• [TASK TO COMPLETE]:
The records below must be retyped exactly.

# start of RECORD EXTRACTS

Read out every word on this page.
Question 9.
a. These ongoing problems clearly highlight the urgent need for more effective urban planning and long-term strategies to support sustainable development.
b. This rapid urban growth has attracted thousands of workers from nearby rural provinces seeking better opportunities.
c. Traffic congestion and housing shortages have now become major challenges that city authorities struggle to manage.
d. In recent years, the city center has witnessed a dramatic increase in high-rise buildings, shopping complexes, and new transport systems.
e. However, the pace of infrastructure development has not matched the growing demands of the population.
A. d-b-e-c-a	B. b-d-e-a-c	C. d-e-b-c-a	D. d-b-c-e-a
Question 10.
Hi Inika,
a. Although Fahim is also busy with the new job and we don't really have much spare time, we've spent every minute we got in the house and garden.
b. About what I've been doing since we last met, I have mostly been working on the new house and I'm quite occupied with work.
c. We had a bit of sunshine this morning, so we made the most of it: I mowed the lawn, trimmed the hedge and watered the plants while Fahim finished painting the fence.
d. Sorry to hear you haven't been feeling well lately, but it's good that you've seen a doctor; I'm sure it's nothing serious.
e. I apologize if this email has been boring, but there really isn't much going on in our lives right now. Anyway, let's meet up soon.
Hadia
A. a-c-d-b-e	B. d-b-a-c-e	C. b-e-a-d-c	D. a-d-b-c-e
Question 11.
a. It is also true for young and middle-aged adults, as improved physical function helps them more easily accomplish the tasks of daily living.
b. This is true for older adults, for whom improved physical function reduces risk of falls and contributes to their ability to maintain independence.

# end of RECORD EXTRACTS

• [RESPONSE TO THE EXERCISE]:
Read out every word on this page.
Question 9.
a. These ongoing problems clearly highlight the urgent need for more effective urban planning and long-term strategies to support sustainable development.
b. This rapid urban growth has attracted thousands of workers from nearby rural provinces seeking better opportunities.
c. Traffic congestion and housing shortages have now become major challenges that city authorities struggle to manage.
d. In recent years, the city center has witnessed a dramatic increase in high-rise buildings, shopping complexes, and new transport systems.
e. However, the pace of infrastructure development has not matched the growing demands of the population.
A. d-b-e-c-a	B. b-d-e-a-c	C. d-e-b-c-a	D. d-b-c-e-a
Question 10.
Hi Inika,
a. Although Fahim is also busy with the new job and we don't really have much spare time, we've spent every minute we got in the house and garden.
b. About what I've been doing since we last met, I have mostly been working on the new house and I'm quite occupied with work.
c. We had a bit of sunshine this morning, so we made the most of it: I mowed the lawn, trimmed the hedge and watered the plants while Fahim finished painting the fence.
d. Sorry to hear you haven't been feeling well lately, but it's good that you've seen a doctor; I'm sure it's nothing serious.
e. I apologize if this email has been boring, but there really isn't much going on in our lives right now. Anyway, let's meet up soon.
Hadia
A. a-c-d-b-e	B. d-b-a-c-e	C. b-e-a-d-c	D. a-d-b-c-e
Question 11.
a. It is also true for young and middle-aged adults, as improved physical function helps them more easily accomplish the tasks of daily living.
b. This is true for older adults, for whom improved physical function reduces risk of falls and contributes to their ability to maintain independence.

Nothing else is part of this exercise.